The required output is the exact sequence of lines from the line holding "What text is on this page?" to the end of the records, inclusive.

* * * * * * *

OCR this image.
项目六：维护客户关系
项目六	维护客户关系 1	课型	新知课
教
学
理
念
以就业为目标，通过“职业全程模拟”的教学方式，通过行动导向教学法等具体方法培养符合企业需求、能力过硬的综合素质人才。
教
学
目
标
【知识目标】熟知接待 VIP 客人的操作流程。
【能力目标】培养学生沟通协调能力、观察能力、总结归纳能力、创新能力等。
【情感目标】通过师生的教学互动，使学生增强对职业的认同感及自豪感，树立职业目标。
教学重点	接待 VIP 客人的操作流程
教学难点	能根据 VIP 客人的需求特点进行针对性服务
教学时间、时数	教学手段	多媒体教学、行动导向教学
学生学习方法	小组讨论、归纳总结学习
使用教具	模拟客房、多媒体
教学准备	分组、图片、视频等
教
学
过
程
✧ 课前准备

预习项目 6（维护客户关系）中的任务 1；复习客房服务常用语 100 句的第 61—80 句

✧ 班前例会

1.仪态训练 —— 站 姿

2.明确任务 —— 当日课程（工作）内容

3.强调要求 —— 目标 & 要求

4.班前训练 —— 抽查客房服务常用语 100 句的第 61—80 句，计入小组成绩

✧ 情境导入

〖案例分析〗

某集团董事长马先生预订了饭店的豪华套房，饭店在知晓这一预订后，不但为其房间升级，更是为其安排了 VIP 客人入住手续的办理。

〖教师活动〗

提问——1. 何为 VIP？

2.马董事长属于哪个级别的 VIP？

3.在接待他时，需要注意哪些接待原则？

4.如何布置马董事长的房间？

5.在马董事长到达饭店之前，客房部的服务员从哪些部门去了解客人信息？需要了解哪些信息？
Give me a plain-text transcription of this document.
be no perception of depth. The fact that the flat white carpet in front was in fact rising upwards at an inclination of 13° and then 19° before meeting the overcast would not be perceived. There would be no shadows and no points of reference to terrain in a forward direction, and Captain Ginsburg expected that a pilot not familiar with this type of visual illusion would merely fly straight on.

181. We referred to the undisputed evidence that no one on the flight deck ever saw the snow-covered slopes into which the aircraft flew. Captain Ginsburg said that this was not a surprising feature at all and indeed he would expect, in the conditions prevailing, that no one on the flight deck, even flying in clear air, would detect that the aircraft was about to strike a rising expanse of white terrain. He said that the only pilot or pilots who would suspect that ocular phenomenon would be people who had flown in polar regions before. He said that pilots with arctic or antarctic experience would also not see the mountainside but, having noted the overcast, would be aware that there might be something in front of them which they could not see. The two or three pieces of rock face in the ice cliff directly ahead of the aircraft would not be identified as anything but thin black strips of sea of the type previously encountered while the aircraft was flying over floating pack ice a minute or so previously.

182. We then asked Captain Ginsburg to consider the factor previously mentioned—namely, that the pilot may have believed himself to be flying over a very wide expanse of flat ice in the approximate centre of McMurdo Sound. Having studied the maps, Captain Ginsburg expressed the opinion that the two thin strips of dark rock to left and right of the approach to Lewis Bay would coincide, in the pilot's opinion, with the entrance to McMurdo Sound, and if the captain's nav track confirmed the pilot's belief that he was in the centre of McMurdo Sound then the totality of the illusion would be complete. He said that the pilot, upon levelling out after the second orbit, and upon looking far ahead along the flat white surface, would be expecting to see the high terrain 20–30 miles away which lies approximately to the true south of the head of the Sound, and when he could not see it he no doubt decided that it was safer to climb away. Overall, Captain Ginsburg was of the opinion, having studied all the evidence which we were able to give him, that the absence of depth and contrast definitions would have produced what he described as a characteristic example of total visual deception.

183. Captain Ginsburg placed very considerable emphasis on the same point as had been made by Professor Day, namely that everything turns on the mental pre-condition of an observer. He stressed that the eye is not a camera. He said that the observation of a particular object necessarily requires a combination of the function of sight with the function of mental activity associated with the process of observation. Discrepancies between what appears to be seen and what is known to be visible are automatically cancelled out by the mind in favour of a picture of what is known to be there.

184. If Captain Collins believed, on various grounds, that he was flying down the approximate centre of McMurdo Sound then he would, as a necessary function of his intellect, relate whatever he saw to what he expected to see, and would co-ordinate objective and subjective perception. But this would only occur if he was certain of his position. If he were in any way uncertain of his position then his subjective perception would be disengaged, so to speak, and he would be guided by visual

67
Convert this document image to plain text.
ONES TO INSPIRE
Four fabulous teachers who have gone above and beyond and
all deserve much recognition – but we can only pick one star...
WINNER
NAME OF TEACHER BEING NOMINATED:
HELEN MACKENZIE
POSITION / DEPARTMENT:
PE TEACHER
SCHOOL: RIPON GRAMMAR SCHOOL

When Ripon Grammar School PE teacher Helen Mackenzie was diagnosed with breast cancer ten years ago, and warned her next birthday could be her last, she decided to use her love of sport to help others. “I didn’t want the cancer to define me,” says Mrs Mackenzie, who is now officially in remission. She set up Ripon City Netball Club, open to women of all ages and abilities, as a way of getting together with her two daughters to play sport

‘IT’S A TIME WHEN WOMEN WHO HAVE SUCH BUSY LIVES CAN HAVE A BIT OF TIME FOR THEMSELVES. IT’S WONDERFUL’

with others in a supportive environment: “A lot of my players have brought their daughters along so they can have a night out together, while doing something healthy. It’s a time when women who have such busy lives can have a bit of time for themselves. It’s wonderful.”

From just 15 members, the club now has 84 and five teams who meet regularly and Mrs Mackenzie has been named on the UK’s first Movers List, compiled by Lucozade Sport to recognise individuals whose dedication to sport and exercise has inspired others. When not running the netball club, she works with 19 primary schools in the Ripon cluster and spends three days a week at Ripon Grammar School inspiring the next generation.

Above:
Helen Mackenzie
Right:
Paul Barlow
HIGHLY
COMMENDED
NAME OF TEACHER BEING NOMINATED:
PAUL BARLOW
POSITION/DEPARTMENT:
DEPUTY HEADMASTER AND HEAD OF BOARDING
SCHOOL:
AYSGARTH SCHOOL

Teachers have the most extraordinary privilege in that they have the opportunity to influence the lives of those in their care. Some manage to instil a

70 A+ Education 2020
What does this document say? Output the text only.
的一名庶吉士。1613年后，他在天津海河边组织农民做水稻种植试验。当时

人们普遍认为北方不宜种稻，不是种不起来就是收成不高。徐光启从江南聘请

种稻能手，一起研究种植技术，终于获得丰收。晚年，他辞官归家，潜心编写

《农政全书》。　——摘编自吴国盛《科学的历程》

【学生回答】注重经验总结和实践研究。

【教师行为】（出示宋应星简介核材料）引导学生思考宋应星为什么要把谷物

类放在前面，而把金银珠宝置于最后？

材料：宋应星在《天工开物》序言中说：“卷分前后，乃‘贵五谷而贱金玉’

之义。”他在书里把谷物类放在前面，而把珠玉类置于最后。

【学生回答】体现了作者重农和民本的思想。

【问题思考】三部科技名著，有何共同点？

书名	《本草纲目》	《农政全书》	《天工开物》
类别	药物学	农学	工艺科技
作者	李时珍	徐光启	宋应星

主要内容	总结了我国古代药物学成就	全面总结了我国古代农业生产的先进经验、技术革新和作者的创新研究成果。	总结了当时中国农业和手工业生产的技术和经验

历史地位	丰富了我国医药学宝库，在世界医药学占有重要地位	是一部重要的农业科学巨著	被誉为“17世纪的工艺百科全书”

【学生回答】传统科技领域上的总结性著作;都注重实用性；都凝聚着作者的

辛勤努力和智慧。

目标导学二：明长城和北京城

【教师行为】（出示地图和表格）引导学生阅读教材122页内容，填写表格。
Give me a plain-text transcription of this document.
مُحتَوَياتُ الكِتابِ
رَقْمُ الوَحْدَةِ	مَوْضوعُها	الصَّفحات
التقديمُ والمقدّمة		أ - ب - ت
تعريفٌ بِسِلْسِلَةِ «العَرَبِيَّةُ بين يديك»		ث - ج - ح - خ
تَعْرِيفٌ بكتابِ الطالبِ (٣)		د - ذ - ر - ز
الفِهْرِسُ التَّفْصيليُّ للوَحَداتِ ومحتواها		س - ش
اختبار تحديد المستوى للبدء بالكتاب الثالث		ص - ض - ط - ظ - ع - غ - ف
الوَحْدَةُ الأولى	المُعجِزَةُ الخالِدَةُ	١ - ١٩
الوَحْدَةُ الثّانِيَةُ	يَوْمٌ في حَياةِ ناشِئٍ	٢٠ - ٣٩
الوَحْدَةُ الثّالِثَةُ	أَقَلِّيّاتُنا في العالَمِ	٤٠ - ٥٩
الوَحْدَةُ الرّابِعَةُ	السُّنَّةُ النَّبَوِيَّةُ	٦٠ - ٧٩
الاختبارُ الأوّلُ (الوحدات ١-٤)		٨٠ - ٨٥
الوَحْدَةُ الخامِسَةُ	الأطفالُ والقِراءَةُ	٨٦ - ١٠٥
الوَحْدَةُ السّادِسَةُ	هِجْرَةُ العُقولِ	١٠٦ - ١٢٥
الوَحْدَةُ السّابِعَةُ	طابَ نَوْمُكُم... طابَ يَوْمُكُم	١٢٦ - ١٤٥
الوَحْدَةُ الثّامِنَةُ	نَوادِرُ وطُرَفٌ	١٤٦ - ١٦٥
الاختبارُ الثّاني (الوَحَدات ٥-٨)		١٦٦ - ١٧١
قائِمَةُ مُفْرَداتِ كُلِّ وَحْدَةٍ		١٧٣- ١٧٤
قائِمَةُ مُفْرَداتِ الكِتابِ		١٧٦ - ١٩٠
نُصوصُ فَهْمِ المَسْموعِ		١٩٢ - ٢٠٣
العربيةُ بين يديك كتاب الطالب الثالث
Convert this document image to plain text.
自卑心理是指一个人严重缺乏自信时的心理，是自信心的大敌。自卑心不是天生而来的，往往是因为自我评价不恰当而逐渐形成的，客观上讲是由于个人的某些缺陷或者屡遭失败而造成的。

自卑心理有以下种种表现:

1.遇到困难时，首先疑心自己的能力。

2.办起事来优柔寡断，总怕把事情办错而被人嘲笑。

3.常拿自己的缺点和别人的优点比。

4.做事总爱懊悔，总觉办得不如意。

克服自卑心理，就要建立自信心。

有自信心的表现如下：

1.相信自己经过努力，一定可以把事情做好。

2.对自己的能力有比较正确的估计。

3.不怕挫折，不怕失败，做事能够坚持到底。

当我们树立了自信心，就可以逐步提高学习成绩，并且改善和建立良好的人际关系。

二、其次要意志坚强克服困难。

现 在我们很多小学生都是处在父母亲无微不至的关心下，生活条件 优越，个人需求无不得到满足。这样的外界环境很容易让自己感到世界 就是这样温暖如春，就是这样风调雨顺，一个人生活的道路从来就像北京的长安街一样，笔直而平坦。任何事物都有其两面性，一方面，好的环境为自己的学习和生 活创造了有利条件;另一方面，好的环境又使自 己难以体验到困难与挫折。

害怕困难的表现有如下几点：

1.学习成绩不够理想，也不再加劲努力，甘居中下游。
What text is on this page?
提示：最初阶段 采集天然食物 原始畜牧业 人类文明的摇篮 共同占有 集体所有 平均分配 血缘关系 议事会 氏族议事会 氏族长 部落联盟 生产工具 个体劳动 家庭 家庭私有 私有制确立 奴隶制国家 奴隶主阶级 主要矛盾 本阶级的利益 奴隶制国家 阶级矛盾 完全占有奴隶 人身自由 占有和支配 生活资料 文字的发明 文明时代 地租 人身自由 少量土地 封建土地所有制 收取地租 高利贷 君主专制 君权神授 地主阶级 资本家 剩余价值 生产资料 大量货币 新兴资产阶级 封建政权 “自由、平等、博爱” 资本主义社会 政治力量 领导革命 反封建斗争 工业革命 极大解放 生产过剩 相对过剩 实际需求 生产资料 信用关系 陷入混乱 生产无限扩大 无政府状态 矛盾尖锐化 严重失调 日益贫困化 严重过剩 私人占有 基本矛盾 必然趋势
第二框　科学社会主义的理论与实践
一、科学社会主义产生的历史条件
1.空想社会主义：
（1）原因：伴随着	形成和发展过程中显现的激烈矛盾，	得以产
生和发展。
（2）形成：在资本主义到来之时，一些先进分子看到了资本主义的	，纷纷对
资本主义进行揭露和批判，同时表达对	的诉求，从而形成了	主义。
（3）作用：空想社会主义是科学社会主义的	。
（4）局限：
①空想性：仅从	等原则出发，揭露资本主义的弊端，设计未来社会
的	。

* * * * * * *

### Response to this task
What text is on this page?
提示：最初阶段 采集天然食物 原始畜牧业 人类文明的摇篮 共同占有 集体所有 平均分配 血缘关系 议事会 氏族议事会 氏族长 部落联盟 生产工具 个体劳动 家庭 家庭私有 私有制确立 奴隶制国家 奴隶主阶级 主要矛盾 本阶级的利益 奴隶制国家 阶级矛盾 完全占有奴隶 人身自由 占有和支配 生活资料 文字的发明 文明时代 地租 人身自由 少量土地 封建土地所有制 收取地租 高利贷 君主专制 君权神授 地主阶级 资本家 剩余价值 生产资料 大量货币 新兴资产阶级 封建政权 “自由、平等、博爱” 资本主义社会 政治力量 领导革命 反封建斗争 工业革命 极大解放 生产过剩 相对过剩 实际需求 生产资料 信用关系 陷入混乱 生产无限扩大 无政府状态 矛盾尖锐化 严重失调 日益贫困化 严重过剩 私人占有 基本矛盾 必然趋势
第二框　科学社会主义的理论与实践
一、科学社会主义产生的历史条件
1.空想社会主义：
（1）原因：伴随着	形成和发展过程中显现的激烈矛盾，	得以产
生和发展。
（2）形成：在资本主义到来之时，一些先进分子看到了资本主义的	，纷纷对
资本主义进行揭露和批判，同时表达对	的诉求，从而形成了	主义。
（3）作用：空想社会主义是科学社会主义的	。
（4）局限：
①空想性：仅从	等原则出发，揭露资本主义的弊端，设计未来社会
的	。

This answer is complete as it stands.